**What you will do:** Drop every picture and give the entries back exactly.
-- START Exercise input --
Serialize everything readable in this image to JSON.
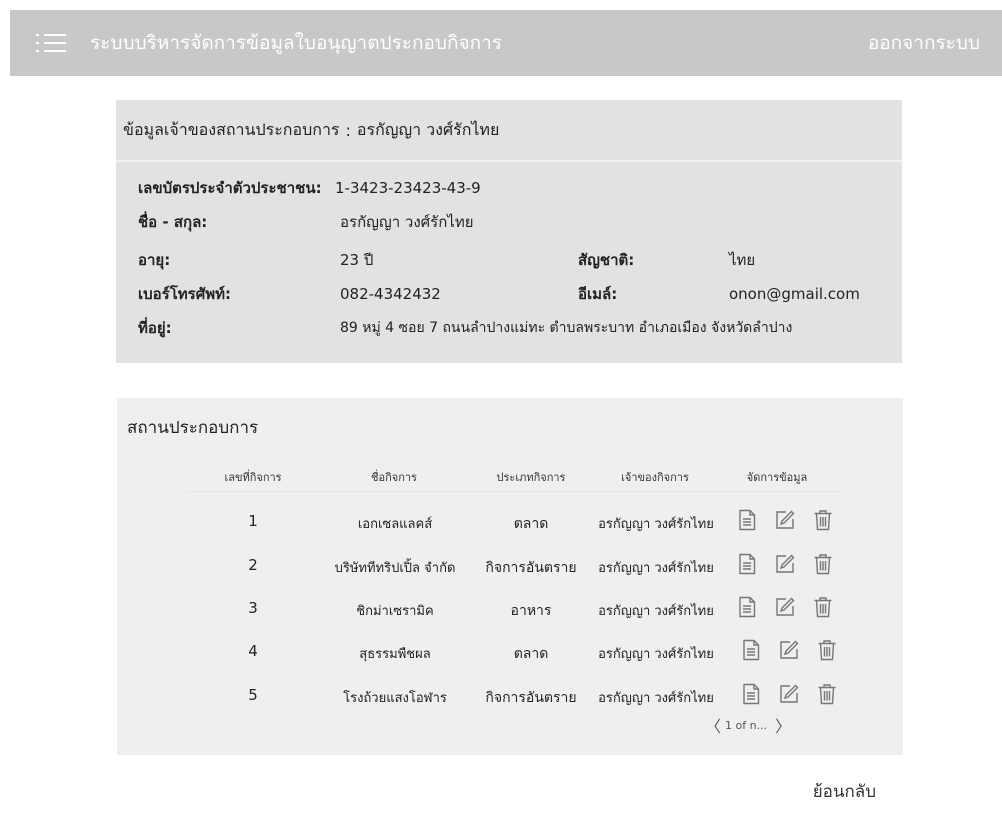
{
  "header": {
    "title": "ระบบบริหารจัดการข้อมูลใบอนุญาตประกอบกิจการ",
    "logout_label": "ออกจากระบบ",
    "menu_icon": "hamburger-list-icon"
  },
  "owner": {
    "header_label": "ข้อมูลเจ้าของสถานประกอบการ",
    "header_separator": ":",
    "header_name": "อรกัญญา  วงศ์รักไทย",
    "fields": {
      "id_card_label": "เลขบัตรประจำตัวประชาชน:",
      "id_card_value": "1-3423-23423-43-9",
      "name_label": "ชื่อ - สกุล:",
      "name_value": "อรกัญญา  วงศ์รักไทย",
      "age_label": "อายุ:",
      "age_value": "23 ปี",
      "nationality_label": "สัญชาติ:",
      "nationality_value": "ไทย",
      "phone_label": "เบอร์โทรศัพท์:",
      "phone_value": "082-4342432",
      "email_label": "อีเมล์:",
      "email_value": "onon@gmail.com",
      "address_label": "ที่อยู่:",
      "address_value": "89 หมู่ 4 ซอย 7 ถนนลำปางแม่ทะ ตำบลพระบาท อำเภอเมือง จังหวัดลำปาง"
    }
  },
  "businesses": {
    "title": "สถานประกอบการ",
    "columns": [
      "เลขที่กิจการ",
      "ชื่อกิจการ",
      "ประเภทกิจการ",
      "เจ้าของกิจการ",
      "จัดการข้อมูล"
    ],
    "rows": [
      {
        "no": "1",
        "name": "เอกเซลแลคส์",
        "type": "ตลาด",
        "owner": "อรกัญญา  วงศ์รักไทย"
      },
      {
        "no": "2",
        "name": "บริษัททีทริปเปิ้ล จำกัด",
        "type": "กิจการอันตราย",
        "owner": "อรกัญญา  วงศ์รักไทย"
      },
      {
        "no": "3",
        "name": "ชิกม่าเซรามิค",
        "type": "อาหาร",
        "owner": "อรกัญญา  วงศ์รักไทย"
      },
      {
        "no": "4",
        "name": "สุธรรมพืชผล",
        "type": "ตลาด",
        "owner": "อรกัญญา  วงศ์รักไทย"
      },
      {
        "no": "5",
        "name": "โรงถ้วยแสงโอฬาร",
        "type": "กิจการอันตราย",
        "owner": "อรกัญญา  วงศ์รักไทย"
      }
    ],
    "action_icons": [
      "document-view-icon",
      "edit-pencil-icon",
      "trash-delete-icon"
    ],
    "pagination": {
      "label": "1 of n...",
      "prev": "〈",
      "next": "〉"
    }
  },
  "footer": {
    "back_label": "ย้อนกลับ"
  },
  "colors": {
    "topbar": "#c8c8c8",
    "owner_panel": "#e2e2e2",
    "biz_panel": "#efefef",
    "icon": "#777777"
  }
}
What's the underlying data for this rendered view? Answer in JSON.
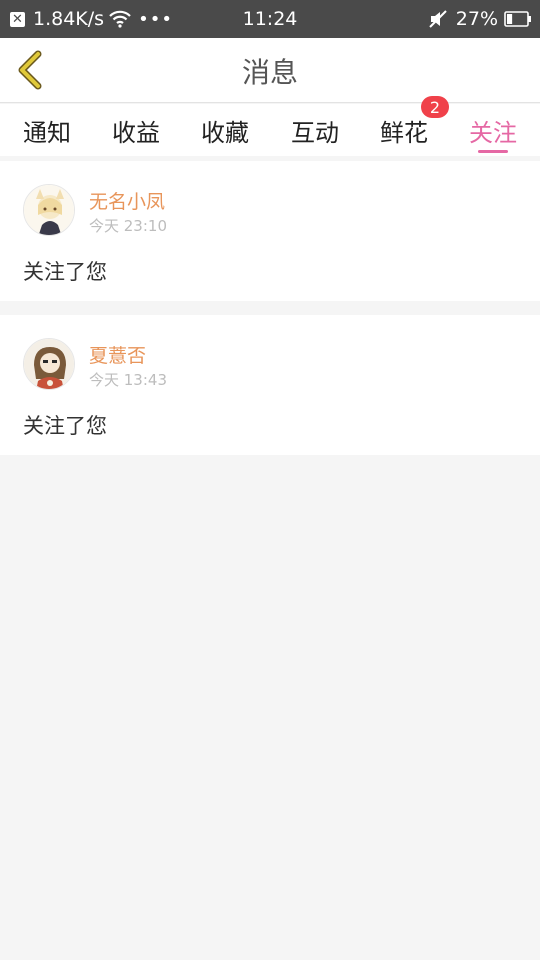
{
  "status_bar": {
    "speed": "1.84K/s",
    "time": "11:24",
    "battery": "27%",
    "battery_level": 0.27,
    "icons": [
      "close-box-icon",
      "wifi-icon",
      "more-dots-icon",
      "mute-icon",
      "battery-icon"
    ]
  },
  "header": {
    "title": "消息"
  },
  "tabs": [
    {
      "label": "通知",
      "active": false
    },
    {
      "label": "收益",
      "active": false
    },
    {
      "label": "收藏",
      "active": false
    },
    {
      "label": "互动",
      "active": false
    },
    {
      "label": "鲜花",
      "active": false,
      "badge": "2"
    },
    {
      "label": "关注",
      "active": true
    }
  ],
  "notifications": [
    {
      "username": "无名小凤",
      "time": "今天 23:10",
      "message": "关注了您"
    },
    {
      "username": "夏薏否",
      "time": "今天 13:43",
      "message": "关注了您"
    }
  ],
  "colors": {
    "accent": "#e568a4",
    "username": "#e8955a",
    "badge": "#f0414a",
    "status_bar": "#4a4a4a",
    "back_arrow": "#e0c93a"
  }
}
-- END Exercise input --
**Response:**
Serialize everything readable in this image to JSON.
{
  "header": {
    "title": "ระบบบริหารจัดการข้อมูลใบอนุญาตประกอบกิจการ",
    "logout_label": "ออกจากระบบ",
    "menu_icon": "hamburger-list-icon"
  },
  "owner": {
    "header_label": "ข้อมูลเจ้าของสถานประกอบการ",
    "header_separator": ":",
    "header_name": "อรกัญญา  วงศ์รักไทย",
    "fields": {
      "id_card_label": "เลขบัตรประจำตัวประชาชน:",
      "id_card_value": "1-3423-23423-43-9",
      "name_label": "ชื่อ - สกุล:",
      "name_value": "อรกัญญา  วงศ์รักไทย",
      "age_label": "อายุ:",
      "age_value": "23 ปี",
      "nationality_label": "สัญชาติ:",
      "nationality_value": "ไทย",
      "phone_label": "เบอร์โทรศัพท์:",
      "phone_value": "082-4342432",
      "email_label": "อีเมล์:",
      "email_value": "onon@gmail.com",
      "address_label": "ที่อยู่:",
      "address_value": "89 หมู่ 4 ซอย 7 ถนนลำปางแม่ทะ ตำบลพระบาท อำเภอเมือง จังหวัดลำปาง"
    }
  },
  "businesses": {
    "title": "สถานประกอบการ",
    "columns": [
      "เลขที่กิจการ",
      "ชื่อกิจการ",
      "ประเภทกิจการ",
      "เจ้าของกิจการ",
      "จัดการข้อมูล"
    ],
    "rows": [
      {
        "no": "1",
        "name": "เอกเซลแลคส์",
        "type": "ตลาด",
        "owner": "อรกัญญา  วงศ์รักไทย"
      },
      {
        "no": "2",
        "name": "บริษัททีทริปเปิ้ล จำกัด",
        "type": "กิจการอันตราย",
        "owner": "อรกัญญา  วงศ์รักไทย"
      },
      {
        "no": "3",
        "name": "ชิกม่าเซรามิค",
        "type": "อาหาร",
        "owner": "อรกัญญา  วงศ์รักไทย"
      },
      {
        "no": "4",
        "name": "สุธรรมพืชผล",
        "type": "ตลาด",
        "owner": "อรกัญญา  วงศ์รักไทย"
      },
      {
        "no": "5",
        "name": "โรงถ้วยแสงโอฬาร",
        "type": "กิจการอันตราย",
        "owner": "อรกัญญา  วงศ์รักไทย"
      }
    ],
    "action_icons": [
      "document-view-icon",
      "edit-pencil-icon",
      "trash-delete-icon"
    ],
    "pagination": {
      "label": "1 of n...",
      "prev": "〈",
      "next": "〉"
    }
  },
  "footer": {
    "back_label": "ย้อนกลับ"
  },
  "colors": {
    "topbar": "#c8c8c8",
    "owner_panel": "#e2e2e2",
    "biz_panel": "#efefef",
    "icon": "#777777"
  }
}
What's the underlying data for this rendered view? Answer in JSON.
{
  "status_bar": {
    "speed": "1.84K/s",
    "time": "11:24",
    "battery": "27%",
    "battery_level": 0.27,
    "icons": [
      "close-box-icon",
      "wifi-icon",
      "more-dots-icon",
      "mute-icon",
      "battery-icon"
    ]
  },
  "header": {
    "title": "消息"
  },
  "tabs": [
    {
      "label": "通知",
      "active": false
    },
    {
      "label": "收益",
      "active": false
    },
    {
      "label": "收藏",
      "active": false
    },
    {
      "label": "互动",
      "active": false
    },
    {
      "label": "鲜花",
      "active": false,
      "badge": "2"
    },
    {
      "label": "关注",
      "active": true
    }
  ],
  "notifications": [
    {
      "username": "无名小凤",
      "time": "今天 23:10",
      "message": "关注了您"
    },
    {
      "username": "夏薏否",
      "time": "今天 13:43",
      "message": "关注了您"
    }
  ],
  "colors": {
    "accent": "#e568a4",
    "username": "#e8955a",
    "badge": "#f0414a",
    "status_bar": "#4a4a4a",
    "back_arrow": "#e0c93a"
  }
}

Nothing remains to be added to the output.